--- START Supplied data ---

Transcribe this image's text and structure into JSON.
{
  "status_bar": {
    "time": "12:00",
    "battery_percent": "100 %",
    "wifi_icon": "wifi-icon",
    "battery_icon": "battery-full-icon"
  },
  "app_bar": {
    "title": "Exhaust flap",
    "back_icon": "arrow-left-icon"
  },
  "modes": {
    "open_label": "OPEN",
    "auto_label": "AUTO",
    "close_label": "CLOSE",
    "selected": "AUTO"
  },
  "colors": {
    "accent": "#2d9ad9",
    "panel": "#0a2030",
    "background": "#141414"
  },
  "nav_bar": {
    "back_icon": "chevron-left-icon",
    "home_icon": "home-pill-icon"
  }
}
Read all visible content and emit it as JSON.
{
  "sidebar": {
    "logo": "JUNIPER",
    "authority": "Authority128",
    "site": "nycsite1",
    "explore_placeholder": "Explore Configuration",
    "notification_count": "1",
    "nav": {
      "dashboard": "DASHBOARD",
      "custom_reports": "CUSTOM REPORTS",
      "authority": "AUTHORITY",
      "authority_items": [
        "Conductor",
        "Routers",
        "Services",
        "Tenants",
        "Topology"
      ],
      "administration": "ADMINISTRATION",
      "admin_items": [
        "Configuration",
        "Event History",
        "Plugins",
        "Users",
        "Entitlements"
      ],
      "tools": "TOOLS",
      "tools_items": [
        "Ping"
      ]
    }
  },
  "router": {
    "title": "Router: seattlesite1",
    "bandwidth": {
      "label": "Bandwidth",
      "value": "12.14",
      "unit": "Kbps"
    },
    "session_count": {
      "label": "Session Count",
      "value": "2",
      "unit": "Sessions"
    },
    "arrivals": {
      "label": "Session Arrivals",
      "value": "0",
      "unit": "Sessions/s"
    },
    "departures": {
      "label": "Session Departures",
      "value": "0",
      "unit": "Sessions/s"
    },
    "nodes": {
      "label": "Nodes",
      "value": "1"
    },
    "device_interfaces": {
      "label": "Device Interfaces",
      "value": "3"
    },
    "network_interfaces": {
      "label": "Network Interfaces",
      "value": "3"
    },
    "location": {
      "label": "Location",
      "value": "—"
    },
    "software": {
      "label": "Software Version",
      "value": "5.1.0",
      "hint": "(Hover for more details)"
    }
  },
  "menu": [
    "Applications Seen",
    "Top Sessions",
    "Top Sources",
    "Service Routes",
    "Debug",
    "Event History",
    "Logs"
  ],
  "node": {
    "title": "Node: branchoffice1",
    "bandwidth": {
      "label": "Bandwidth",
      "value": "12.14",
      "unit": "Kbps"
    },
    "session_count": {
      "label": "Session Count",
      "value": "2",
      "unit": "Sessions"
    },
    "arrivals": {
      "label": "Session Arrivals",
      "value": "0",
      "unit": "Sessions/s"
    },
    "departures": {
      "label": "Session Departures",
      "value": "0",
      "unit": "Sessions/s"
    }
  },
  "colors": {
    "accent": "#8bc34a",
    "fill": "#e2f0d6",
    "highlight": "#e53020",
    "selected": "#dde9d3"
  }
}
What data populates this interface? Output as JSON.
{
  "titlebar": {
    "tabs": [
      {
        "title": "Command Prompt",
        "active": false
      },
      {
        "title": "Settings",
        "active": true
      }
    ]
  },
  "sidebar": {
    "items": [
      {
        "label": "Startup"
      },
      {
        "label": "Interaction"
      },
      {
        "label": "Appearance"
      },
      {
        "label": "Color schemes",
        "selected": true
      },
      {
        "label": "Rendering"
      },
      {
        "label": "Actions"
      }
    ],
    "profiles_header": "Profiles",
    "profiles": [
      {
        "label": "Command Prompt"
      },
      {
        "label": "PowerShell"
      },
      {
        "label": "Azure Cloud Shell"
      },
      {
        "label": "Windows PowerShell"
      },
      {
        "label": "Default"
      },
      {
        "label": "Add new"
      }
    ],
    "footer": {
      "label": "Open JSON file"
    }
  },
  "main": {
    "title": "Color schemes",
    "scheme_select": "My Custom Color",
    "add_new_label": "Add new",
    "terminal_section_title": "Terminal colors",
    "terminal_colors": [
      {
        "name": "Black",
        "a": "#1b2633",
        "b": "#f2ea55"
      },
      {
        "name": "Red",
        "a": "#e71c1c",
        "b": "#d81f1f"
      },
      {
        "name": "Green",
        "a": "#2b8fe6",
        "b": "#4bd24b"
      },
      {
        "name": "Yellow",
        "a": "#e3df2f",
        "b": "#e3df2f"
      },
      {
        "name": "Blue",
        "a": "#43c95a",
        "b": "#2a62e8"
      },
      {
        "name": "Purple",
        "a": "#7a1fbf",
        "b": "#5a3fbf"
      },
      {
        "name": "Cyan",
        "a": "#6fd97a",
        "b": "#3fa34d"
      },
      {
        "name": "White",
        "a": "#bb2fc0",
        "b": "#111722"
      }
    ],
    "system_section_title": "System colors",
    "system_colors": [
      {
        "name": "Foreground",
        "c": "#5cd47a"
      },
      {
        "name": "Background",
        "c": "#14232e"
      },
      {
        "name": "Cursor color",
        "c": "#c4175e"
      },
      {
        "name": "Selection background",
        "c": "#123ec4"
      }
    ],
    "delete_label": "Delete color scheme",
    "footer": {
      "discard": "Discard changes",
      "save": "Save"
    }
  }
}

--- END Supplied data ---

What is needed here is an exact reproduction of all the entries.

Transcribe this image's text and structure into JSON.
{
  "status_bar": {
    "time": "12:00",
    "battery_percent": "100 %",
    "wifi_icon": "wifi-icon",
    "battery_icon": "battery-full-icon"
  },
  "app_bar": {
    "title": "Exhaust flap",
    "back_icon": "arrow-left-icon"
  },
  "modes": {
    "open_label": "OPEN",
    "auto_label": "AUTO",
    "close_label": "CLOSE",
    "selected": "AUTO"
  },
  "colors": {
    "accent": "#2d9ad9",
    "panel": "#0a2030",
    "background": "#141414"
  },
  "nav_bar": {
    "back_icon": "chevron-left-icon",
    "home_icon": "home-pill-icon"
  }
}
Read all visible content and emit it as JSON.
{
  "sidebar": {
    "logo": "JUNIPER",
    "authority": "Authority128",
    "site": "nycsite1",
    "explore_placeholder": "Explore Configuration",
    "notification_count": "1",
    "nav": {
      "dashboard": "DASHBOARD",
      "custom_reports": "CUSTOM REPORTS",
      "authority": "AUTHORITY",
      "authority_items": [
        "Conductor",
        "Routers",
        "Services",
        "Tenants",
        "Topology"
      ],
      "administration": "ADMINISTRATION",
      "admin_items": [
        "Configuration",
        "Event History",
        "Plugins",
        "Users",
        "Entitlements"
      ],
      "tools": "TOOLS",
      "tools_items": [
        "Ping"
      ]
    }
  },
  "router": {
    "title": "Router: seattlesite1",
    "bandwidth": {
      "label": "Bandwidth",
      "value": "12.14",
      "unit": "Kbps"
    },
    "session_count": {
      "label": "Session Count",
      "value": "2",
      "unit": "Sessions"
    },
    "arrivals": {
      "label": "Session Arrivals",
      "value": "0",
      "unit": "Sessions/s"
    },
    "departures": {
      "label": "Session Departures",
      "value": "0",
      "unit": "Sessions/s"
    },
    "nodes": {
      "label": "Nodes",
      "value": "1"
    },
    "device_interfaces": {
      "label": "Device Interfaces",
      "value": "3"
    },
    "network_interfaces": {
      "label": "Network Interfaces",
      "value": "3"
    },
    "location": {
      "label": "Location",
      "value": "—"
    },
    "software": {
      "label": "Software Version",
      "value": "5.1.0",
      "hint": "(Hover for more details)"
    }
  },
  "menu": [
    "Applications Seen",
    "Top Sessions",
    "Top Sources",
    "Service Routes",
    "Debug",
    "Event History",
    "Logs"
  ],
  "node": {
    "title": "Node: branchoffice1",
    "bandwidth": {
      "label": "Bandwidth",
      "value": "12.14",
      "unit": "Kbps"
    },
    "session_count": {
      "label": "Session Count",
      "value": "2",
      "unit": "Sessions"
    },
    "arrivals": {
      "label": "Session Arrivals",
      "value": "0",
      "unit": "Sessions/s"
    },
    "departures": {
      "label": "Session Departures",
      "value": "0",
      "unit": "Sessions/s"
    }
  },
  "colors": {
    "accent": "#8bc34a",
    "fill": "#e2f0d6",
    "highlight": "#e53020",
    "selected": "#dde9d3"
  }
}
What data populates this interface? Output as JSON.
{
  "titlebar": {
    "tabs": [
      {
        "title": "Command Prompt",
        "active": false
      },
      {
        "title": "Settings",
        "active": true
      }
    ]
  },
  "sidebar": {
    "items": [
      {
        "label": "Startup"
      },
      {
        "label": "Interaction"
      },
      {
        "label": "Appearance"
      },
      {
        "label": "Color schemes",
        "selected": true
      },
      {
        "label": "Rendering"
      },
      {
        "label": "Actions"
      }
    ],
    "profiles_header": "Profiles",
    "profiles": [
      {
        "label": "Command Prompt"
      },
      {
        "label": "PowerShell"
      },
      {
        "label": "Azure Cloud Shell"
      },
      {
        "label": "Windows PowerShell"
      },
      {
        "label": "Default"
      },
      {
        "label": "Add new"
      }
    ],
    "footer": {
      "label": "Open JSON file"
    }
  },
  "main": {
    "title": "Color schemes",
    "scheme_select": "My Custom Color",
    "add_new_label": "Add new",
    "terminal_section_title": "Terminal colors",
    "terminal_colors": [
      {
        "name": "Black",
        "a": "#1b2633",
        "b": "#f2ea55"
      },
      {
        "name": "Red",
        "a": "#e71c1c",
        "b": "#d81f1f"
      },
      {
        "name": "Green",
        "a": "#2b8fe6",
        "b": "#4bd24b"
      },
      {
        "name": "Yellow",
        "a": "#e3df2f",
        "b": "#e3df2f"
      },
      {
        "name": "Blue",
        "a": "#43c95a",
        "b": "#2a62e8"
      },
      {
        "name": "Purple",
        "a": "#7a1fbf",
        "b": "#5a3fbf"
      },
      {
        "name": "Cyan",
        "a": "#6fd97a",
        "b": "#3fa34d"
      },
      {
        "name": "White",
        "a": "#bb2fc0",
        "b": "#111722"
      }
    ],
    "system_section_title": "System colors",
    "system_colors": [
      {
        "name": "Foreground",
        "c": "#5cd47a"
      },
      {
        "name": "Background",
        "c": "#14232e"
      },
      {
        "name": "Cursor color",
        "c": "#c4175e"
      },
      {
        "name": "Selection background",
        "c": "#123ec4"
      }
    ],
    "delete_label": "Delete color scheme",
    "footer": {
      "discard": "Discard changes",
      "save": "Save"
    }
  }
}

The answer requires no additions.